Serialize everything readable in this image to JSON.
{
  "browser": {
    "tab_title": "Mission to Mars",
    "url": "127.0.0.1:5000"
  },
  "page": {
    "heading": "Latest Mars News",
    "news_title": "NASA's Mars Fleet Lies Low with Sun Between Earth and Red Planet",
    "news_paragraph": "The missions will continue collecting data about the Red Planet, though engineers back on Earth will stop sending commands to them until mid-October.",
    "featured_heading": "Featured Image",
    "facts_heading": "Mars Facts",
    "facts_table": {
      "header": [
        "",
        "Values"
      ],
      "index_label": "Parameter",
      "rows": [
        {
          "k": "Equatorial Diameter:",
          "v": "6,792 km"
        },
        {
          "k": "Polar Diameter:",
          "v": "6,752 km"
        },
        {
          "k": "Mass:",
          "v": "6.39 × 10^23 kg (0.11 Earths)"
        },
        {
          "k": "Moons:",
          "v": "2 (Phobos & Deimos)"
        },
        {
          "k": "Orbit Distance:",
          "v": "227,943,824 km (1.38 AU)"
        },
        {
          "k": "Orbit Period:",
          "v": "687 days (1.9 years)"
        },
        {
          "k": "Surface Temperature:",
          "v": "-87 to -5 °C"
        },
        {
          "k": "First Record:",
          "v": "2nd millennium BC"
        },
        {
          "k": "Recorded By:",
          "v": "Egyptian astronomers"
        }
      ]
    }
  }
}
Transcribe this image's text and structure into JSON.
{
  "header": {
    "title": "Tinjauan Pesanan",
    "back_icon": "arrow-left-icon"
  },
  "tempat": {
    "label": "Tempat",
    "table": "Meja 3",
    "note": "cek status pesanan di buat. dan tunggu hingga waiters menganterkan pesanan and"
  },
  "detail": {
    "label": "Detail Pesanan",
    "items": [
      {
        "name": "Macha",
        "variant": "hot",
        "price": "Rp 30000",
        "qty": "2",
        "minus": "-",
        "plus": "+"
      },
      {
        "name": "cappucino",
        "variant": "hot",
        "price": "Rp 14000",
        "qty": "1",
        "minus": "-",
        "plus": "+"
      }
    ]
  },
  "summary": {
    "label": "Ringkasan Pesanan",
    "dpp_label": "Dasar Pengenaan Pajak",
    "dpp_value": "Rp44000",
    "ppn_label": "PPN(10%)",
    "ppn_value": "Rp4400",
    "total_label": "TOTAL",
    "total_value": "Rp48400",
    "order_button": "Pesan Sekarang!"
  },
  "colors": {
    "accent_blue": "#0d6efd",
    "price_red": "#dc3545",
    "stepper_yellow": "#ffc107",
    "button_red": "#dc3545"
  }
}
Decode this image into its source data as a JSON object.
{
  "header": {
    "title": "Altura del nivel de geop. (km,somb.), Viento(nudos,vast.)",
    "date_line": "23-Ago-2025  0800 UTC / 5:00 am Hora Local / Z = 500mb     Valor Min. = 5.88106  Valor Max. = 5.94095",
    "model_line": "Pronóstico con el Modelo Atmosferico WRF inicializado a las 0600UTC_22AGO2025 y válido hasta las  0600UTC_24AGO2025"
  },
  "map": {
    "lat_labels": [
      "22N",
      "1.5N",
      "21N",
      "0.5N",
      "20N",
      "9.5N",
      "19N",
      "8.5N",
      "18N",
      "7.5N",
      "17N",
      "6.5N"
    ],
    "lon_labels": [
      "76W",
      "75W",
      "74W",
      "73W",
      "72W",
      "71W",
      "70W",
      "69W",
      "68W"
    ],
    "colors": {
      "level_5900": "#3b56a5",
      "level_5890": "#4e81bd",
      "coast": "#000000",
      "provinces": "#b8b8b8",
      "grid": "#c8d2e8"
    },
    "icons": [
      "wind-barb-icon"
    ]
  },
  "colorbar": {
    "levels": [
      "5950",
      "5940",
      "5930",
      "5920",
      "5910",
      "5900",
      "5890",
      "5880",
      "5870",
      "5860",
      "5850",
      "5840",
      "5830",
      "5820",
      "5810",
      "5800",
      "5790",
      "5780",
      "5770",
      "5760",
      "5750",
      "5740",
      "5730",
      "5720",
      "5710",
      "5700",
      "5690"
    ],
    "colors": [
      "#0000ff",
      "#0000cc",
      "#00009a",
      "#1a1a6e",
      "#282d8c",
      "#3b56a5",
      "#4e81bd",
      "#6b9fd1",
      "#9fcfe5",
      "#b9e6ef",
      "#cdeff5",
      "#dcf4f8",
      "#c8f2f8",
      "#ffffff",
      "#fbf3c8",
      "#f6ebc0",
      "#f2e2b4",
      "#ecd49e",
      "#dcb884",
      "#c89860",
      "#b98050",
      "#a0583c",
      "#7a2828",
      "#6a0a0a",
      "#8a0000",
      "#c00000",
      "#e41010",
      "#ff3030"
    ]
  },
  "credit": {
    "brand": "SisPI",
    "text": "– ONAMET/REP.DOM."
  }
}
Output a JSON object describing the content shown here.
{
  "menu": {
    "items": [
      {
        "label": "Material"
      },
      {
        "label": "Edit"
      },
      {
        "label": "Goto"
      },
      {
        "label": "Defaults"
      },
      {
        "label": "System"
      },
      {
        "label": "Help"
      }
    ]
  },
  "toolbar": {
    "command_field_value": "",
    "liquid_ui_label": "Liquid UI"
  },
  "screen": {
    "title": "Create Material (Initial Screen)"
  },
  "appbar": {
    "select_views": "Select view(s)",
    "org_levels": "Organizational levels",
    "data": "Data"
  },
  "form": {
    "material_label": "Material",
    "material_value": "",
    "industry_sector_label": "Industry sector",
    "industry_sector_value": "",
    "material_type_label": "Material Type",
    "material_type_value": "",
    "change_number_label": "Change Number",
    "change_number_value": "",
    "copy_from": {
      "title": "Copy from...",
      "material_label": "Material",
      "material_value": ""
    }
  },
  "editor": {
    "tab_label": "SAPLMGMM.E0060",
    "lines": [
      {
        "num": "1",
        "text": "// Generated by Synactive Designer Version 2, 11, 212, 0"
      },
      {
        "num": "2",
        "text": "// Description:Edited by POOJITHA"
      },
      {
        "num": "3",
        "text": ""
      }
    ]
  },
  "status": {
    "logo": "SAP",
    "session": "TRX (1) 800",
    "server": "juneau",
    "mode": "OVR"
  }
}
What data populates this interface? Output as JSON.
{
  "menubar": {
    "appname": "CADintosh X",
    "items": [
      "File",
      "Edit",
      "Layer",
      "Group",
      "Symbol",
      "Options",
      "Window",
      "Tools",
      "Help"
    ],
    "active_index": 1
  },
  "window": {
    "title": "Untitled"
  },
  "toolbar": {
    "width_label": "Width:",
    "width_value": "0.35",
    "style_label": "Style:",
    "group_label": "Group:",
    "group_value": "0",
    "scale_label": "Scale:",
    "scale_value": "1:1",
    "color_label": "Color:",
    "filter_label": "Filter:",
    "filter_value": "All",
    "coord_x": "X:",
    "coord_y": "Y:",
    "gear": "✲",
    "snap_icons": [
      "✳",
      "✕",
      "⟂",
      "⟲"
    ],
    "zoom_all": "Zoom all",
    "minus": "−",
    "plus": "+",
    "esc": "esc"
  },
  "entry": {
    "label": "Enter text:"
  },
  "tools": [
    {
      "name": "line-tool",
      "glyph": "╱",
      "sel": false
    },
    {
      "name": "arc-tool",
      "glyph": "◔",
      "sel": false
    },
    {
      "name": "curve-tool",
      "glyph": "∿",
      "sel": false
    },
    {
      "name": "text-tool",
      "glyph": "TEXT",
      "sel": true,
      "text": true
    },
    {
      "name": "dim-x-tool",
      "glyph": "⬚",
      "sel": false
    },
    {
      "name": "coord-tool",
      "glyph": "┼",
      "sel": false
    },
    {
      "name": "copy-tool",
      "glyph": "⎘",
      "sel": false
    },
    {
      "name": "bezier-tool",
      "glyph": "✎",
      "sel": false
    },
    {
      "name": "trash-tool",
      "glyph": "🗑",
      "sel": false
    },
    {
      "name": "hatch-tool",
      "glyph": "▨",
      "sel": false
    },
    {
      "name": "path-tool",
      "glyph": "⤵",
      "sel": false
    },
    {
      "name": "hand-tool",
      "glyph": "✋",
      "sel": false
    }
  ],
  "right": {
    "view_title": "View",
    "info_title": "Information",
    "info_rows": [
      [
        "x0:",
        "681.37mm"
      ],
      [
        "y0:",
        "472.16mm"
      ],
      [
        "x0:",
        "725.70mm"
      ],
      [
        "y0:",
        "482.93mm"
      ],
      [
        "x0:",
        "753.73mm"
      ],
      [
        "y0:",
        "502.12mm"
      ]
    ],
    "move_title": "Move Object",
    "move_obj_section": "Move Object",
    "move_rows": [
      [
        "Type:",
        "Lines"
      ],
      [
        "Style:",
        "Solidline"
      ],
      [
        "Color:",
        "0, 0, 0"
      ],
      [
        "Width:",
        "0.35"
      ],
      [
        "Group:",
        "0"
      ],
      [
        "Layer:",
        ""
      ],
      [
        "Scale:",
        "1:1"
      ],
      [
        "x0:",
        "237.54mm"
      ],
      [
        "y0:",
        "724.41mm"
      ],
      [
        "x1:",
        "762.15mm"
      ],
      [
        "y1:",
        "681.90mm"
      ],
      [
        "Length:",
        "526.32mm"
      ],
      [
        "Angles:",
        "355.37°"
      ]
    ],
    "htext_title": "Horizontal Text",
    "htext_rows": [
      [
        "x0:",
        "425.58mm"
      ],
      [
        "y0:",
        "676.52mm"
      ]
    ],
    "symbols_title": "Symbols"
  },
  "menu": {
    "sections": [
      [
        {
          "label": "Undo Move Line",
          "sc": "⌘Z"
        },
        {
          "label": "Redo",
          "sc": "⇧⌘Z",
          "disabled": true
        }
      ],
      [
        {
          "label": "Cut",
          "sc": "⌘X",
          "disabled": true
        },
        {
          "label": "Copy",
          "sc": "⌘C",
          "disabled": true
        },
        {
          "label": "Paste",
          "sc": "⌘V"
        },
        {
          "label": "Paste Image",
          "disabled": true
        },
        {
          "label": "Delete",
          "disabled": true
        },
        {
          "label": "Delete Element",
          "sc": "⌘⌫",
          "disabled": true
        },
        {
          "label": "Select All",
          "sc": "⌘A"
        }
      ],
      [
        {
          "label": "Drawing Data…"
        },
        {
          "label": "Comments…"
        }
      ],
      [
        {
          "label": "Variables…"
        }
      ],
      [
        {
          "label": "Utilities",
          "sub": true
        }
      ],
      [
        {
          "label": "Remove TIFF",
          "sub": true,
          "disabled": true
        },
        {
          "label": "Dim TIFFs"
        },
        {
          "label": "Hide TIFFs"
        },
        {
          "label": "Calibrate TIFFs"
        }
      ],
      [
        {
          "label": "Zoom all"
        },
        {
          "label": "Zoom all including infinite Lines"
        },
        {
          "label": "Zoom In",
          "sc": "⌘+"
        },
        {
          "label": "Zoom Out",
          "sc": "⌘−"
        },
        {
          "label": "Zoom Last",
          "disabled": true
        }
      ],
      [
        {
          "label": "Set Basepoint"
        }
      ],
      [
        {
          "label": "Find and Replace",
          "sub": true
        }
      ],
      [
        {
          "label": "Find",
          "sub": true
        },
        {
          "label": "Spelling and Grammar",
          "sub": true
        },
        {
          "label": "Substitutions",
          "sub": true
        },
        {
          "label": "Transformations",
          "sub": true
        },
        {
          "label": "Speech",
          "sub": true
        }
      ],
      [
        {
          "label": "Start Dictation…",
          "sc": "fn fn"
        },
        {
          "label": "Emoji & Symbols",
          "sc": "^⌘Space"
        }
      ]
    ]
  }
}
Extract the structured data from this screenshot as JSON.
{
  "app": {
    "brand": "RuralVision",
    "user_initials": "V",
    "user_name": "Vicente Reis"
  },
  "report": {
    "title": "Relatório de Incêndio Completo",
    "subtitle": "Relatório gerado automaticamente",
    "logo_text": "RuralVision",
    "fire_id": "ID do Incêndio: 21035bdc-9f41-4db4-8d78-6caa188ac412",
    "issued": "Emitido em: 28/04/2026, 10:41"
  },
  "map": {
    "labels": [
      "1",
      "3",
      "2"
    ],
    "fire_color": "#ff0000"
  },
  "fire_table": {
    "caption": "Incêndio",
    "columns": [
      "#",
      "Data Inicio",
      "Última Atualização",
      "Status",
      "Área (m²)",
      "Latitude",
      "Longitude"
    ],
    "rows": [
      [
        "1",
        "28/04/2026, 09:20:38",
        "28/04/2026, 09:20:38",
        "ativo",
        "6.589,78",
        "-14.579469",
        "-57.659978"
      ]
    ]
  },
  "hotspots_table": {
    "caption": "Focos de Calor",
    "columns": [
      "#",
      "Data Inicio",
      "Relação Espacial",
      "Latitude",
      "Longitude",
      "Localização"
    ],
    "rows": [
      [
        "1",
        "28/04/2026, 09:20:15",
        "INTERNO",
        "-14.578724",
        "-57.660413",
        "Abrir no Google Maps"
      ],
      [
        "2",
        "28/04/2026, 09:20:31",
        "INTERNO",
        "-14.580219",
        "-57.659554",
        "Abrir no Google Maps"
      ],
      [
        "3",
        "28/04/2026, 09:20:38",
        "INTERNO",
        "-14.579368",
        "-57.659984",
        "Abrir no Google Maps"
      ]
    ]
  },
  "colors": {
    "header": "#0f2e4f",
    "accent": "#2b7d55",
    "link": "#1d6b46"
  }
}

──────────────────────────────

Written task ▸ Tally up the lines in the preceding listing that contain the string "Output". Respond with the number and nothing else.

Answer below ▸ 2